### Supplied entries
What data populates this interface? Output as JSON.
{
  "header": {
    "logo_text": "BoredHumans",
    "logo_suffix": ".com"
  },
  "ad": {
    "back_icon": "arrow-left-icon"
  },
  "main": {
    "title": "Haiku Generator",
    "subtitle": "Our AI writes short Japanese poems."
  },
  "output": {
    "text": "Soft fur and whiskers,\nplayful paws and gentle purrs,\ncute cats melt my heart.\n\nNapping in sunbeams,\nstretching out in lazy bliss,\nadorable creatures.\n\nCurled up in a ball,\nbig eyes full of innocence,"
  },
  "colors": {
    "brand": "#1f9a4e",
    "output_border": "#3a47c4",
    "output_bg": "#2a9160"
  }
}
######
* _Task details_
Copy each record from above without leaving any out.

* _Result of the task_
What data populates this interface? Output as JSON.
{
  "header": {
    "logo_text": "BoredHumans",
    "logo_suffix": ".com"
  },
  "ad": {
    "back_icon": "arrow-left-icon"
  },
  "main": {
    "title": "Haiku Generator",
    "subtitle": "Our AI writes short Japanese poems."
  },
  "output": {
    "text": "Soft fur and whiskers,\nplayful paws and gentle purrs,\ncute cats melt my heart.\n\nNapping in sunbeams,\nstretching out in lazy bliss,\nadorable creatures.\n\nCurled up in a ball,\nbig eyes full of innocence,"
  },
  "colors": {
    "brand": "#1f9a4e",
    "output_border": "#3a47c4",
    "output_bg": "#2a9160"
  }
}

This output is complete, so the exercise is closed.